§ **Texte fourni**
· · · · · · ·
Entre le 6 novembre 2017 et le 15 janvier dernier ont eu lieu toute une série d’auditions dans le cadre du Rapport d’information concernant l’optimisation de la coopération entre l’autorité fédérale et les entités fédérées en matière de lutte contre le vol d’œuvres d’art en Commission des affaires communautaires. Le Rapport devrait aboutir pour la plénière de ce mois de mai.

En septembre 2009 disparaissait L’Olympia au Musée Magritte à Jette. La toile avait été emportée par deux hommes. Si la toile avait pu être retrouvée, aucun suspect n’avait pu être identifié, malgré la diffusion de deux portrait-robots. En juillet 2013, c’était le Musée Van Buuren à Uccle qui était la cible de voleurs. La penseuse du peintre néerlandais Kees Van Dongen et Crevettes et coquillages de James Ensor, ainsi que d’autres œuvres d’art, avaient été dérobées. Il s’agit là des vols les plus récents et les plus marquants en Belgique.

Dans le cadre du trafic illicite, les biens culturels sont définis par l’article premier de la Convention de l’Unesco de 1970. Ainsi: «[…] sont considérés comme biens culturels les biens qui, à titre religieux ou profane, sont désignés par chaque État comme étant d’importance pour l’archéologie, la préhistoire, l’histoire, la littérature, l’art ou la science […]».
· · · · · · ·
§ **Données brutes**
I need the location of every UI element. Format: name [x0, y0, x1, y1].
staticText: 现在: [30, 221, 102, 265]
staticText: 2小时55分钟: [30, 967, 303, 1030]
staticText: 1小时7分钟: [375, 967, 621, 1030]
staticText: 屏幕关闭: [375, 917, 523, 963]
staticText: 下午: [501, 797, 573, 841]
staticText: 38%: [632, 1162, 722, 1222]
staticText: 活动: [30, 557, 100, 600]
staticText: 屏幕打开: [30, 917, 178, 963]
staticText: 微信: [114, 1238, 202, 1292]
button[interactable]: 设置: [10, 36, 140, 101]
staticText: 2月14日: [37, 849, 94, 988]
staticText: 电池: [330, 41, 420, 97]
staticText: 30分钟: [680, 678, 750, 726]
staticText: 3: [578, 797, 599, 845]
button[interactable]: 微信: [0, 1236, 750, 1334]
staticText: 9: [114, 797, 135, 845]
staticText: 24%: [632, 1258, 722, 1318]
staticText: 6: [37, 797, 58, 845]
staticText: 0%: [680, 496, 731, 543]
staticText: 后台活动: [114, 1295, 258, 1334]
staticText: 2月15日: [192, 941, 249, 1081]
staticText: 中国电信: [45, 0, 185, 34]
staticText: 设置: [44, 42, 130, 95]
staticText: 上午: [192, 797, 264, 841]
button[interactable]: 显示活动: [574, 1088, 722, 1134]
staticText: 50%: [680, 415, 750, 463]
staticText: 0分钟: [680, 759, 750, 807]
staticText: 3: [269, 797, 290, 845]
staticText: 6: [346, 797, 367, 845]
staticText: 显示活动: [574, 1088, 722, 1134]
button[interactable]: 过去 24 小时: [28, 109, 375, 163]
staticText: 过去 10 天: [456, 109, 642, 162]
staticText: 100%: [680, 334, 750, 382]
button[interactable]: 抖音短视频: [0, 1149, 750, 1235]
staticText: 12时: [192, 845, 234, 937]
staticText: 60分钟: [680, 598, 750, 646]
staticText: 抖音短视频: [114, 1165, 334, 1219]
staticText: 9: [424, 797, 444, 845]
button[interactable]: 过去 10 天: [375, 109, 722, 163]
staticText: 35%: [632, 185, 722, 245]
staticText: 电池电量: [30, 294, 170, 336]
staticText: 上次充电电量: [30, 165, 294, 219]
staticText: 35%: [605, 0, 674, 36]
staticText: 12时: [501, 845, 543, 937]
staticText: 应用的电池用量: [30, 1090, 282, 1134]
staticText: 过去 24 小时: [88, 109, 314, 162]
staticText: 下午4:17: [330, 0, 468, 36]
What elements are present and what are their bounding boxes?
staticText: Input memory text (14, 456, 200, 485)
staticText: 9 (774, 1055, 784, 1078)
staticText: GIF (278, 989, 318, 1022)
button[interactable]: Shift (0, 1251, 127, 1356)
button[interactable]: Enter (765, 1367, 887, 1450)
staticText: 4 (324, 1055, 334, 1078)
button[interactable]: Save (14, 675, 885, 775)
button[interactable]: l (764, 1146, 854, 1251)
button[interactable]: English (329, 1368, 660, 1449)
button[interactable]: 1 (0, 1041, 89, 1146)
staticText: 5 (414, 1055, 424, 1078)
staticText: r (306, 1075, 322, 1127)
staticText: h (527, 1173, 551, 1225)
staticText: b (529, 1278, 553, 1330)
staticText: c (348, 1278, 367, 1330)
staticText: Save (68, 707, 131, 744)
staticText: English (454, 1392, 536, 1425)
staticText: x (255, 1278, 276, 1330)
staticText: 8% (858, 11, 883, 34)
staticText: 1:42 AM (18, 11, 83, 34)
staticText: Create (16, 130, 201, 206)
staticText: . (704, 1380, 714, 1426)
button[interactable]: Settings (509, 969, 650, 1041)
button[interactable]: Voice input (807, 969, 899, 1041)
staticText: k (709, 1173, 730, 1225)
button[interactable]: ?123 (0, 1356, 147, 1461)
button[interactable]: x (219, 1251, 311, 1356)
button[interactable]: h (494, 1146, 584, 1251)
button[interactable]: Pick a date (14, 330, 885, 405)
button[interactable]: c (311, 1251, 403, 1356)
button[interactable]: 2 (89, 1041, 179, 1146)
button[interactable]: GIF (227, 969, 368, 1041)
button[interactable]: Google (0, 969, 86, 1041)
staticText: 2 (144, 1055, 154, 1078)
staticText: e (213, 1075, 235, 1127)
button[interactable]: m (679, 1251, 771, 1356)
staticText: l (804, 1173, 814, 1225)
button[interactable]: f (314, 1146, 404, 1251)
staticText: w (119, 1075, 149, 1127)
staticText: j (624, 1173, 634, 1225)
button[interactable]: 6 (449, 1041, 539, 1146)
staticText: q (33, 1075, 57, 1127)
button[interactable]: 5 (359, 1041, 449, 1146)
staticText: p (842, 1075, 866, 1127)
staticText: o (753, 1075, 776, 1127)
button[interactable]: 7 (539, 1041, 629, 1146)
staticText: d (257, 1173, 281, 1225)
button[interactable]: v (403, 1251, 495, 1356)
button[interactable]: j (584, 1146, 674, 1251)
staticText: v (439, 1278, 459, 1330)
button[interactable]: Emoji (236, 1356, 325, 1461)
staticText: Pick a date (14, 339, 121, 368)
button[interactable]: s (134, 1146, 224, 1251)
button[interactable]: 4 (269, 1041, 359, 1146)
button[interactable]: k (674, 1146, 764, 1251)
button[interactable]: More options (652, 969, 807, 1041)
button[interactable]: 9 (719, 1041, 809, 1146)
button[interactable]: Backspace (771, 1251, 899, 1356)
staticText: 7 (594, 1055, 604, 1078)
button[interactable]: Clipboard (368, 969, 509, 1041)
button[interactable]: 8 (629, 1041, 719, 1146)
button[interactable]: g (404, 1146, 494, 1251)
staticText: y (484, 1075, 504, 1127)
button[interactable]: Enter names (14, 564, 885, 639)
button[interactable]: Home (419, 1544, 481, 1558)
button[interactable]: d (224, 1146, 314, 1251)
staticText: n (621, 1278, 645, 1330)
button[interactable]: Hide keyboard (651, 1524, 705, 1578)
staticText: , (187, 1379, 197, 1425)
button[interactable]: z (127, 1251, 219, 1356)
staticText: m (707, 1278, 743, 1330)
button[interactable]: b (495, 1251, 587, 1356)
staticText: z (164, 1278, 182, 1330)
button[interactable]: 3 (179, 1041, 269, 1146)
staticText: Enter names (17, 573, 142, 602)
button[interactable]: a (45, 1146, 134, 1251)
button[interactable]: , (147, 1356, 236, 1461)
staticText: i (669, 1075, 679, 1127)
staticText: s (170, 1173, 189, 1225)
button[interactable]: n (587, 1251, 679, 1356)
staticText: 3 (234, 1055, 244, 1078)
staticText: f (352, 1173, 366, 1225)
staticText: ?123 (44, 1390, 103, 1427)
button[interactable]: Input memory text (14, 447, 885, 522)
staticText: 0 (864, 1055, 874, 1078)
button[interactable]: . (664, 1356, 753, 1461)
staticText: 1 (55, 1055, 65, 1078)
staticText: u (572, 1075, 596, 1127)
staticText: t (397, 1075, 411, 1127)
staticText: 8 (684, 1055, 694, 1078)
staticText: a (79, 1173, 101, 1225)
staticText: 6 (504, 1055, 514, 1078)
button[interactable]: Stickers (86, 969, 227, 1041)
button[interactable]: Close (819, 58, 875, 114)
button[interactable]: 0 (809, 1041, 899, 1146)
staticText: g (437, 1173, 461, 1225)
· · · · · · ·
§ **Énoncé**
Rédigez la suite du texte fourni sur la lutte contre le vol d'œuvres d'art en Belgique, en partant de sa dernière phrase.

§ **Réponse apportée**
UN COMMERCE RENTABLE

«Depuis 2009, nous constatons une tendance à la baisse des faits de vols d’œuvre d’art, mais la valeur du butin a augmenté de façon spectaculaire» a rappelé en décembre 2015 le Vice-premier et Ministre de l’Intérieur et de la Sécurité Jan Jambon. «Chaque mois sont commis des vols dont le butin excède des centaines de milliers d’euros (la valeur du butin d’un seul vol d’œuvres d’art équivaut à au moins quatre à six vols au bélier dans des bijouteries) et plusieurs vols dépassent le million d’euros.»

Il s’agit donc d’une problématique bien réelle en Belgique ainsi que chez nos voisins européens. C’est la raison pour laquelle le Sénat a décidé de se saisir du dossier et d’en faire un rapport d’information, d’autant plus que le thème abordé est tout à fait transversal.1

Suite aux déclarations du Ministre et aux différentes auditions en Commission, le constat est le suivant: les auteurs de vols opèrent en fonction de la valeur du butin. Il y aurait d’ailleurs une tendance identique dans les pays voisins, ce qui tend à indiquer que la criminalité organisée internationale dans le domaine de l’art devient de plus en plus active. Les intervenants de la police judiciaire fédérale, MM. Ludinant et Verhaegen, ont cité les chiffres suivants: l’on dénombre aujourd’hui, chaque année, plusieurs vols portant sur une valeur de plus de 500.000 euros, voire un million d’euros.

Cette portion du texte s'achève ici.